((

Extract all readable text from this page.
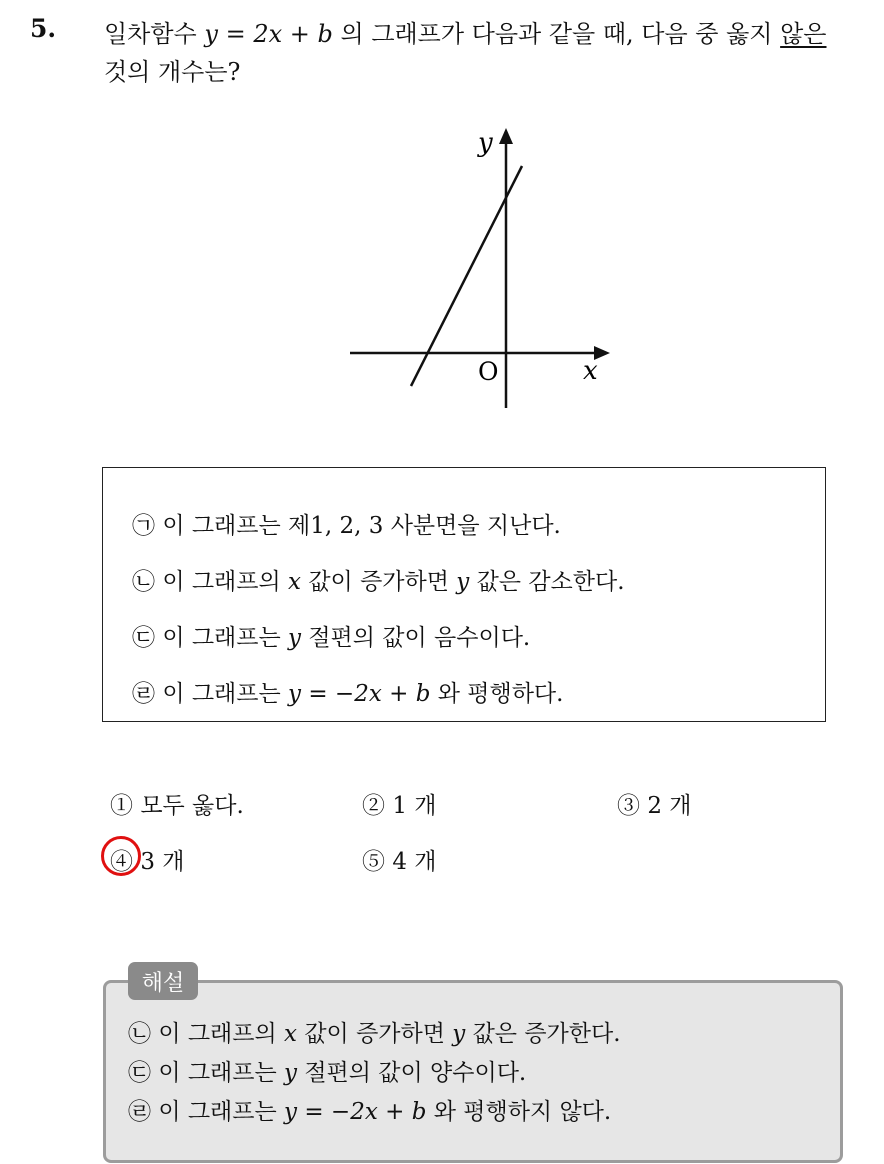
5. 일차함수 y = 2x + b 의 그래프가 다음과 같을 때, 다음 중 옳지 않은
것의 개수는?
y
x
O
㉠ 이 그래프는 제1, 2, 3 사분면을 지난다.
㉡ 이 그래프의 x 값이 증가하면 y 값은 감소한다.
㉢ 이 그래프는 y 절편의 값이 음수이다.
㉣ 이 그래프는 y = −2x + b 와 평행하다.
① 모두 옳다.	② 1 개	③ 2 개
④ 3 개	⑤ 4 개
해설
㉡ 이 그래프의 x 값이 증가하면 y 값은 증가한다.
㉢ 이 그래프는 y 절편의 값이 양수이다.
㉣ 이 그래프는 y = −2x + b 와 평행하지 않다.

))

▶ _Instructions for the task_:
Across the material above, how many lines include the string "증가하면"? Only the number is wanted.

▶ _Solution to the exercise_:
2